━━━━━ RECORDS

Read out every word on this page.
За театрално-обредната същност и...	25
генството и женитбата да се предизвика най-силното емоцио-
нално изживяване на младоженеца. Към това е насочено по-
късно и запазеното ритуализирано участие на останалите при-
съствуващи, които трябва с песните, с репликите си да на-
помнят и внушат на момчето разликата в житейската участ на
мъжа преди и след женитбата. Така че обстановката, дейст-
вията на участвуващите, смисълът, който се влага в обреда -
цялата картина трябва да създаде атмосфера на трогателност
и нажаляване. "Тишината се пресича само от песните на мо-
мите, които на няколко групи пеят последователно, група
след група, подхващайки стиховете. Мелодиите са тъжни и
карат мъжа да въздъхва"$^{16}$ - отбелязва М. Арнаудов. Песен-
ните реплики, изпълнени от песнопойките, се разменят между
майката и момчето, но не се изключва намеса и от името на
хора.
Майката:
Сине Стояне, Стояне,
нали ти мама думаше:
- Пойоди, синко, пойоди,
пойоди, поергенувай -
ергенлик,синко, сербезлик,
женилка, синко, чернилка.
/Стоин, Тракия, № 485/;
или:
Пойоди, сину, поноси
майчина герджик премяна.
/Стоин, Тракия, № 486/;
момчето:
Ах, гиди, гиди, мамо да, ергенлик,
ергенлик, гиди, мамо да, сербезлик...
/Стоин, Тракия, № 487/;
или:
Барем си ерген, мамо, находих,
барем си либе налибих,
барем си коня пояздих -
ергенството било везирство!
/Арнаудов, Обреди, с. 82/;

━━━━━━━━━━

● AIM:
Output the records verbatim, from the first line to the last.

● WRITTEN REPLY:
Read out every word on this page.
За театрално-обредната същност и...	25
генството и женитбата да се предизвика най-силното емоцио-
нално изживяване на младоженеца. Към това е насочено по-
късно и запазеното ритуализирано участие на останалите при-
съствуващи, които трябва с песните, с репликите си да на-
помнят и внушат на момчето разликата в житейската участ на
мъжа преди и след женитбата. Така че обстановката, дейст-
вията на участвуващите, смисълът, който се влага в обреда -
цялата картина трябва да създаде атмосфера на трогателност
и нажаляване. "Тишината се пресича само от песните на мо-
мите, които на няколко групи пеят последователно, група
след група, подхващайки стиховете. Мелодиите са тъжни и
карат мъжа да въздъхва"$^{16}$ - отбелязва М. Арнаудов. Песен-
ните реплики, изпълнени от песнопойките, се разменят между
майката и момчето, но не се изключва намеса и от името на
хора.
Майката:
Сине Стояне, Стояне,
нали ти мама думаше:
- Пойоди, синко, пойоди,
пойоди, поергенувай -
ергенлик,синко, сербезлик,
женилка, синко, чернилка.
/Стоин, Тракия, № 485/;
или:
Пойоди, сину, поноси
майчина герджик премяна.
/Стоин, Тракия, № 486/;
момчето:
Ах, гиди, гиди, мамо да, ергенлик,
ергенлик, гиди, мамо да, сербезлик...
/Стоин, Тракия, № 487/;
или:
Барем си ерген, мамо, находих,
барем си либе налибих,
барем си коня пояздих -
ергенството било везирство!
/Арнаудов, Обреди, с. 82/;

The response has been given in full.